» **SUPPLIED DATA**
+ + + + +

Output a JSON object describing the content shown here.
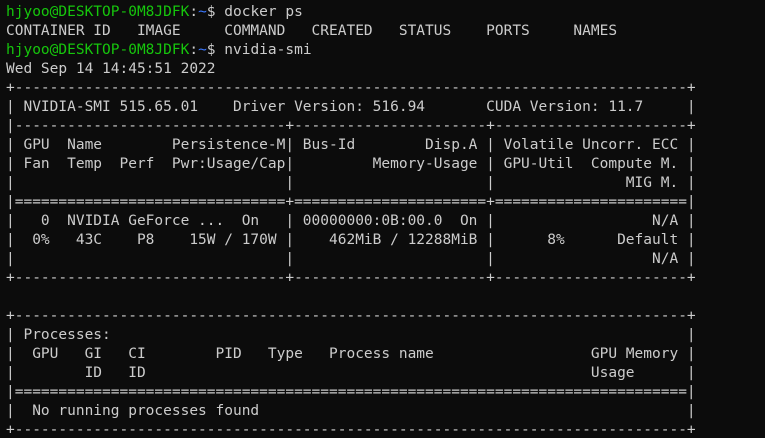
{
  "colors": {
    "background": "#0c0c0c",
    "foreground": "#cccccc",
    "prompt_user": "#16c60c",
    "prompt_path": "#3b78ff"
  },
  "prompt": {
    "user_host": "hjyoo@DESKTOP-0M8JDFK",
    "sep": ":",
    "path": "~",
    "symbol": "$ "
  },
  "commands": {
    "first": "docker ps",
    "second": "nvidia-smi"
  },
  "docker_ps": {
    "header": "CONTAINER ID   IMAGE     COMMAND   CREATED   STATUS    PORTS     NAMES"
  },
  "nvidia_smi": {
    "timestamp": "Wed Sep 14 14:45:51 2022",
    "lines": [
      "+-----------------------------------------------------------------------------+",
      "| NVIDIA-SMI 515.65.01    Driver Version: 516.94       CUDA Version: 11.7     |",
      "|-------------------------------+----------------------+----------------------+",
      "| GPU  Name        Persistence-M| Bus-Id        Disp.A | Volatile Uncorr. ECC |",
      "| Fan  Temp  Perf  Pwr:Usage/Cap|         Memory-Usage | GPU-Util  Compute M. |",
      "|                               |                      |               MIG M. |",
      "|===============================+======================+======================|",
      "|   0  NVIDIA GeForce ...  On   | 00000000:0B:00.0  On |                  N/A |",
      "|  0%   43C    P8    15W / 170W |    462MiB / 12288MiB |      8%      Default |",
      "|                               |                      |                  N/A |",
      "+-------------------------------+----------------------+----------------------+",
      "",
      "+-----------------------------------------------------------------------------+",
      "| Processes:                                                                  |",
      "|  GPU   GI   CI        PID   Type   Process name                  GPU Memory |",
      "|        ID   ID                                                   Usage      |",
      "|=============================================================================|",
      "|  No running processes found                                                 |",
      "+-----------------------------------------------------------------------------+"
    ]
  }
}
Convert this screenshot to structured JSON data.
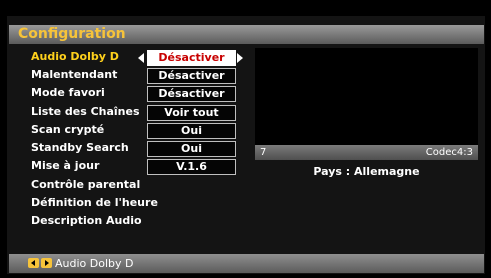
{
  "header": {
    "title": "Configuration"
  },
  "menu": {
    "items": [
      {
        "label": "Audio Dolby D",
        "value": "Désactiver"
      },
      {
        "label": "Malentendant",
        "value": "Désactiver"
      },
      {
        "label": "Mode favori",
        "value": "Désactiver"
      },
      {
        "label": "Liste des Chaînes",
        "value": "Voir tout"
      },
      {
        "label": "Scan crypté",
        "value": "Oui"
      },
      {
        "label": "Standby Search",
        "value": "Oui"
      },
      {
        "label": "Mise à jour",
        "value": "V.1.6"
      },
      {
        "label": "Contrôle parental"
      },
      {
        "label": "Définition de l'heure"
      },
      {
        "label": "Description Audio"
      }
    ],
    "selected_index": 0
  },
  "preview": {
    "channel_number": "7",
    "codec": "Codec4:3",
    "country": "Pays : Allemagne"
  },
  "footer": {
    "hint_label": "Audio Dolby D"
  },
  "colors": {
    "header_title": "#f6c33a",
    "selected_text": "#ffd11c",
    "selected_value_text": "#c80000"
  },
  "icons": [
    "left-arrow-icon",
    "right-arrow-icon",
    "left-key-icon",
    "right-key-icon"
  ]
}
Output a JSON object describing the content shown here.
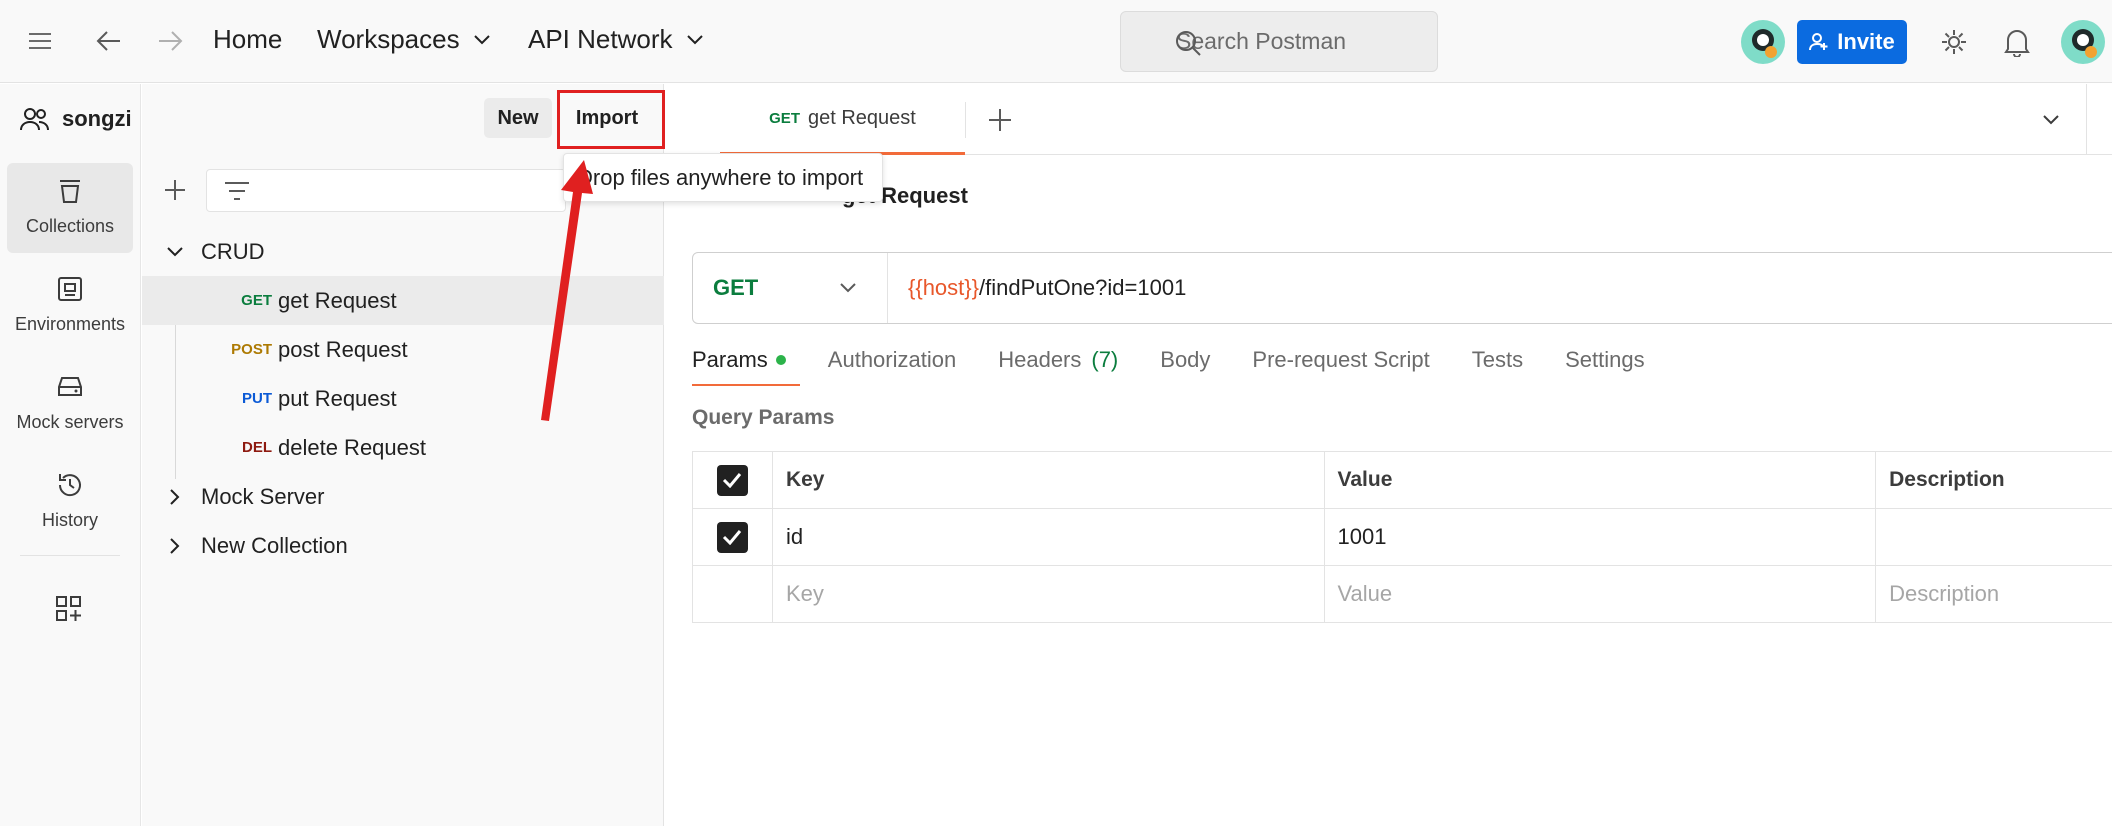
{
  "topbar": {
    "home": "Home",
    "workspaces": "Workspaces",
    "api_network": "API Network",
    "search_placeholder": "Search Postman",
    "invite": "Invite"
  },
  "rail": {
    "items": [
      {
        "label": "Collections",
        "icon": "collections-icon"
      },
      {
        "label": "Environments",
        "icon": "environments-icon"
      },
      {
        "label": "Mock servers",
        "icon": "mock-servers-icon"
      },
      {
        "label": "History",
        "icon": "history-icon"
      }
    ]
  },
  "sidebar": {
    "workspace_name": "songzi",
    "new_label": "New",
    "import_label": "Import",
    "tree": {
      "collection_1": "CRUD",
      "requests": [
        {
          "method": "GET",
          "name": "get Request"
        },
        {
          "method": "POST",
          "name": "post Request"
        },
        {
          "method": "PUT",
          "name": "put Request"
        },
        {
          "method": "DEL",
          "name": "delete Request"
        }
      ],
      "collection_2": "Mock Server",
      "collection_3": "New Collection"
    }
  },
  "tooltip": {
    "text": "Drop files anywhere to import"
  },
  "main": {
    "tab": {
      "method": "GET",
      "name": "get Request"
    },
    "breadcrumb_title": "get Request",
    "url": {
      "method": "GET",
      "variable": "{{host}}",
      "path": "/findPutOne?id=1001"
    },
    "request_tabs": {
      "params": "Params",
      "authorization": "Authorization",
      "headers": "Headers",
      "headers_count": "(7)",
      "body": "Body",
      "prerequest": "Pre-request Script",
      "tests": "Tests",
      "settings": "Settings"
    },
    "query_params_label": "Query Params",
    "table": {
      "headers": {
        "key": "Key",
        "value": "Value",
        "description": "Description"
      },
      "row": {
        "key": "id",
        "value": "1001",
        "description": ""
      },
      "placeholders": {
        "key": "Key",
        "value": "Value",
        "description": "Description"
      }
    }
  },
  "colors": {
    "accent": "#f26b3a",
    "invite": "#0b6be0",
    "annotation": "#e02020",
    "get": "#0b7d3e",
    "post": "#ad7a03",
    "put": "#0b5ad6",
    "del": "#8e1a10"
  }
}
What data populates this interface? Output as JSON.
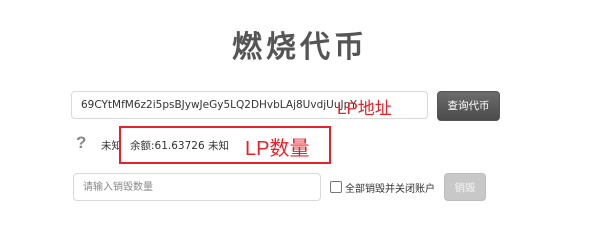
{
  "page": {
    "title": "燃烧代币"
  },
  "lp_address": {
    "value": "69CYtMfM6z2i5psBJywJeGy5LQ2DHvbLAj8UvdjUuJpY"
  },
  "query_button": {
    "label": "查询代币"
  },
  "annotations": {
    "lp_address_label": "LP地址",
    "lp_quantity_label": "LP数量",
    "highlight_color": "#e8222a"
  },
  "status": {
    "help_icon": "?",
    "left_text": "未知",
    "balance_text": "余额:61.63726 未知"
  },
  "burn": {
    "placeholder": "请输入销毁数量",
    "checkbox_label": "全部销毁并关闭账户",
    "checkbox_checked": false,
    "button_label": "销毁"
  }
}
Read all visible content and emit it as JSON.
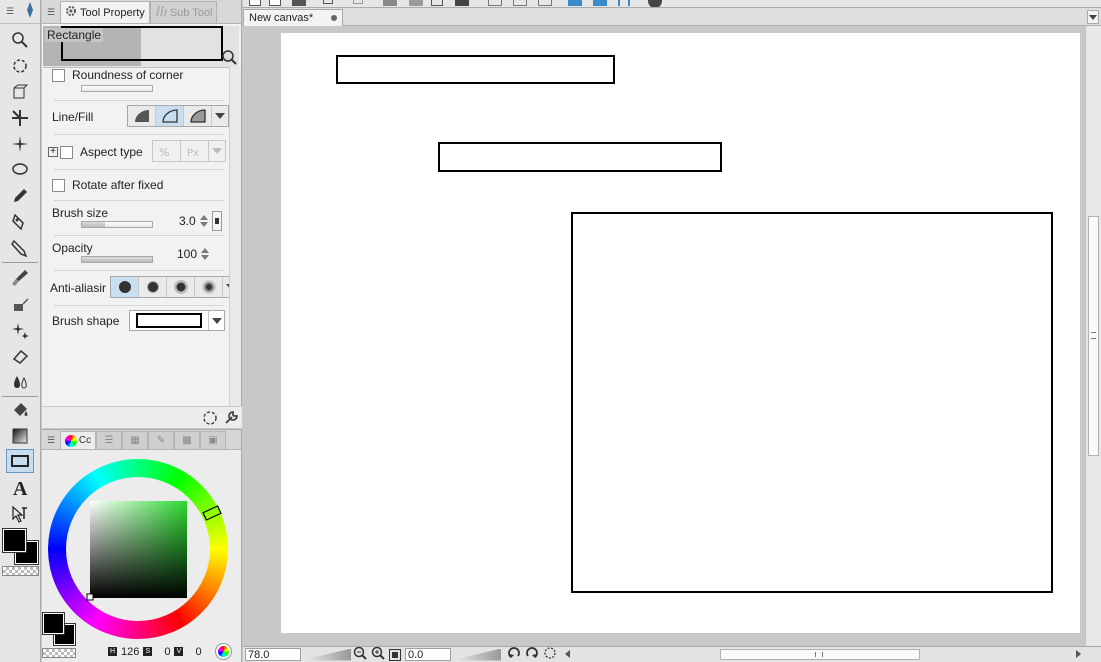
{
  "tool_property": {
    "tab_label": "Tool Property",
    "subtool_tab_label": "Sub Tool",
    "preview_name": "Rectangle",
    "roundness_label": "Roundness of corner",
    "line_fill_label": "Line/Fill",
    "aspect_label": "Aspect type",
    "rotate_label": "Rotate after fixed",
    "brush_size_label": "Brush size",
    "brush_size_value": "3.0",
    "opacity_label": "Opacity",
    "opacity_value": "100",
    "anti_alias_label": "Anti-aliasir",
    "brush_shape_label": "Brush shape"
  },
  "color_panel": {
    "tab_label": "Cc",
    "h_label": "H",
    "h_value": "126",
    "s_label": "S",
    "s_value": "0",
    "v_label": "V",
    "v_value": "0"
  },
  "canvas": {
    "tab_title": "New canvas*"
  },
  "status": {
    "zoom_value": "78.0",
    "rotation_value": "0.0"
  },
  "colors": {
    "accent": "#c9def0",
    "main_color": "#000000",
    "sub_color": "#000000"
  }
}
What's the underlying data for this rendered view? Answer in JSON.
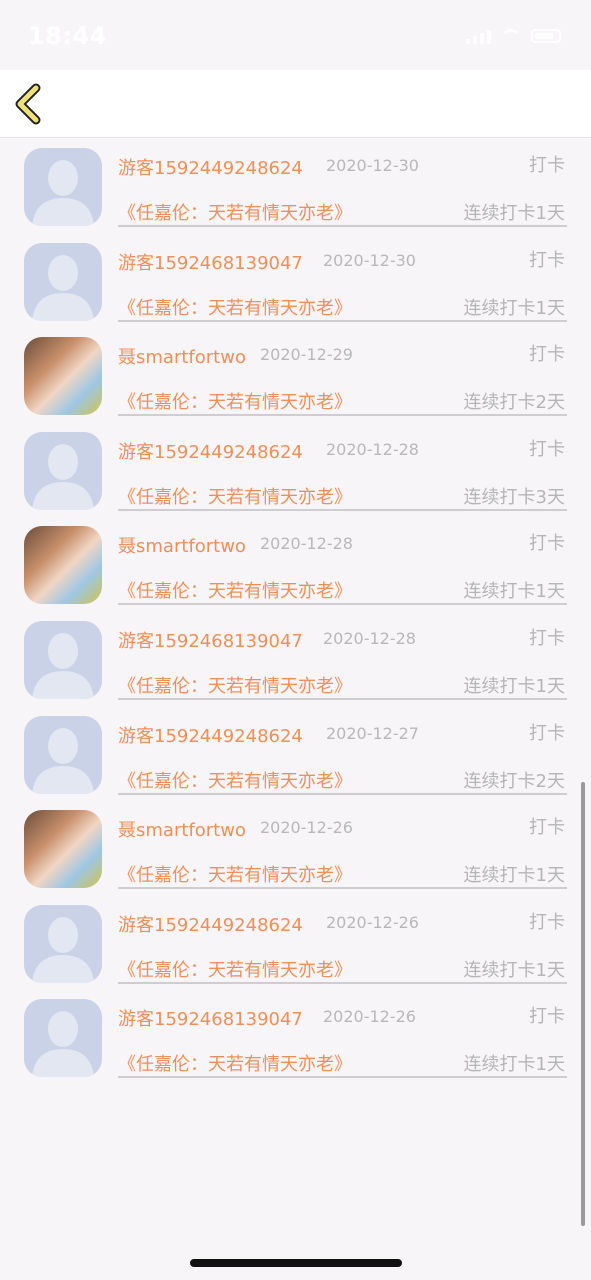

+ + + + +

» **STATED TASK**
Retype the whole listing exactly and leave the pictures out.

» **IN RESPONSE**
Output a JSON object describing the content shown here.
{
  "colors": {
    "background": "#0c0c0c",
    "foreground": "#cccccc",
    "prompt_user": "#16c60c",
    "prompt_path": "#3b78ff"
  },
  "prompt": {
    "user_host": "hjyoo@DESKTOP-0M8JDFK",
    "sep": ":",
    "path": "~",
    "symbol": "$ "
  },
  "commands": {
    "first": "docker ps",
    "second": "nvidia-smi"
  },
  "docker_ps": {
    "header": "CONTAINER ID   IMAGE     COMMAND   CREATED   STATUS    PORTS     NAMES"
  },
  "nvidia_smi": {
    "timestamp": "Wed Sep 14 14:45:51 2022",
    "lines": [
      "+-----------------------------------------------------------------------------+",
      "| NVIDIA-SMI 515.65.01    Driver Version: 516.94       CUDA Version: 11.7     |",
      "|-------------------------------+----------------------+----------------------+",
      "| GPU  Name        Persistence-M| Bus-Id        Disp.A | Volatile Uncorr. ECC |",
      "| Fan  Temp  Perf  Pwr:Usage/Cap|         Memory-Usage | GPU-Util  Compute M. |",
      "|                               |                      |               MIG M. |",
      "|===============================+======================+======================|",
      "|   0  NVIDIA GeForce ...  On   | 00000000:0B:00.0  On |                  N/A |",
      "|  0%   43C    P8    15W / 170W |    462MiB / 12288MiB |      8%      Default |",
      "|                               |                      |                  N/A |",
      "+-------------------------------+----------------------+----------------------+",
      "",
      "+-----------------------------------------------------------------------------+",
      "| Processes:                                                                  |",
      "|  GPU   GI   CI        PID   Type   Process name                  GPU Memory |",
      "|        ID   ID                                                   Usage      |",
      "|=============================================================================|",
      "|  No running processes found                                                 |",
      "+-----------------------------------------------------------------------------+"
    ]
  }
}
Convert this screenshot to structured JSON data.
{
  "header": {
    "title": "Configuration"
  },
  "menu": {
    "items": [
      {
        "label": "Audio Dolby D",
        "value": "Désactiver"
      },
      {
        "label": "Malentendant",
        "value": "Désactiver"
      },
      {
        "label": "Mode favori",
        "value": "Désactiver"
      },
      {
        "label": "Liste des Chaînes",
        "value": "Voir tout"
      },
      {
        "label": "Scan crypté",
        "value": "Oui"
      },
      {
        "label": "Standby Search",
        "value": "Oui"
      },
      {
        "label": "Mise à jour",
        "value": "V.1.6"
      },
      {
        "label": "Contrôle parental"
      },
      {
        "label": "Définition de l'heure"
      },
      {
        "label": "Description Audio"
      }
    ],
    "selected_index": 0
  },
  "preview": {
    "channel_number": "7",
    "codec": "Codec4:3",
    "country": "Pays : Allemagne"
  },
  "footer": {
    "hint_label": "Audio Dolby D"
  },
  "colors": {
    "header_title": "#f6c33a",
    "selected_text": "#ffd11c",
    "selected_value_text": "#c80000"
  },
  "icons": [
    "left-arrow-icon",
    "right-arrow-icon",
    "left-key-icon",
    "right-key-icon"
  ]
}
Output a JSON object describing the content shown here.
{
  "topbar": {
    "home": "Home",
    "workspaces": "Workspaces",
    "api_network": "API Network",
    "search_placeholder": "Search Postman",
    "invite": "Invite"
  },
  "rail": {
    "items": [
      {
        "label": "Collections",
        "icon": "collections-icon"
      },
      {
        "label": "Environments",
        "icon": "environments-icon"
      },
      {
        "label": "Mock servers",
        "icon": "mock-servers-icon"
      },
      {
        "label": "History",
        "icon": "history-icon"
      }
    ]
  },
  "sidebar": {
    "workspace_name": "songzi",
    "new_label": "New",
    "import_label": "Import",
    "tree": {
      "collection_1": "CRUD",
      "requests": [
        {
          "method": "GET",
          "name": "get Request"
        },
        {
          "method": "POST",
          "name": "post Request"
        },
        {
          "method": "PUT",
          "name": "put Request"
        },
        {
          "method": "DEL",
          "name": "delete Request"
        }
      ],
      "collection_2": "Mock Server",
      "collection_3": "New Collection"
    }
  },
  "tooltip": {
    "text": "Drop files anywhere to import"
  },
  "main": {
    "tab": {
      "method": "GET",
      "name": "get Request"
    },
    "breadcrumb_title": "get Request",
    "url": {
      "method": "GET",
      "variable": "{{host}}",
      "path": "/findPutOne?id=1001"
    },
    "request_tabs": {
      "params": "Params",
      "authorization": "Authorization",
      "headers": "Headers",
      "headers_count": "(7)",
      "body": "Body",
      "prerequest": "Pre-request Script",
      "tests": "Tests",
      "settings": "Settings"
    },
    "query_params_label": "Query Params",
    "table": {
      "headers": {
        "key": "Key",
        "value": "Value",
        "description": "Description"
      },
      "row": {
        "key": "id",
        "value": "1001",
        "description": ""
      },
      "placeholders": {
        "key": "Key",
        "value": "Value",
        "description": "Description"
      }
    }
  },
  "colors": {
    "accent": "#f26b3a",
    "invite": "#0b6be0",
    "annotation": "#e02020",
    "get": "#0b7d3e",
    "post": "#ad7a03",
    "put": "#0b5ad6",
    "del": "#8e1a10"
  }
}
What data populates this interface? Output as JSON.
{
  "page": {
    "title": "燃烧代币"
  },
  "lp_address": {
    "value": "69CYtMfM6z2i5psBJywJeGy5LQ2DHvbLAj8UvdjUuJpY"
  },
  "query_button": {
    "label": "查询代币"
  },
  "annotations": {
    "lp_address_label": "LP地址",
    "lp_quantity_label": "LP数量",
    "highlight_color": "#e8222a"
  },
  "status": {
    "help_icon": "?",
    "left_text": "未知",
    "balance_text": "余额:61.63726 未知"
  },
  "burn": {
    "placeholder": "请输入销毁数量",
    "checkbox_label": "全部销毁并关闭账户",
    "checkbox_checked": false,
    "button_label": "销毁"
  }
}
Read all visible content and emit it as JSON.
{
  "tool_property": {
    "tab_label": "Tool Property",
    "subtool_tab_label": "Sub Tool",
    "preview_name": "Rectangle",
    "roundness_label": "Roundness of corner",
    "line_fill_label": "Line/Fill",
    "aspect_label": "Aspect type",
    "rotate_label": "Rotate after fixed",
    "brush_size_label": "Brush size",
    "brush_size_value": "3.0",
    "opacity_label": "Opacity",
    "opacity_value": "100",
    "anti_alias_label": "Anti-aliasir",
    "brush_shape_label": "Brush shape"
  },
  "color_panel": {
    "tab_label": "Cc",
    "h_label": "H",
    "h_value": "126",
    "s_label": "S",
    "s_value": "0",
    "v_label": "V",
    "v_value": "0"
  },
  "canvas": {
    "tab_title": "New canvas*"
  },
  "status": {
    "zoom_value": "78.0",
    "rotation_value": "0.0"
  },
  "colors": {
    "accent": "#c9def0",
    "main_color": "#000000",
    "sub_color": "#000000"
  }
}
What's the underlying data for this rendered view? Answer in JSON.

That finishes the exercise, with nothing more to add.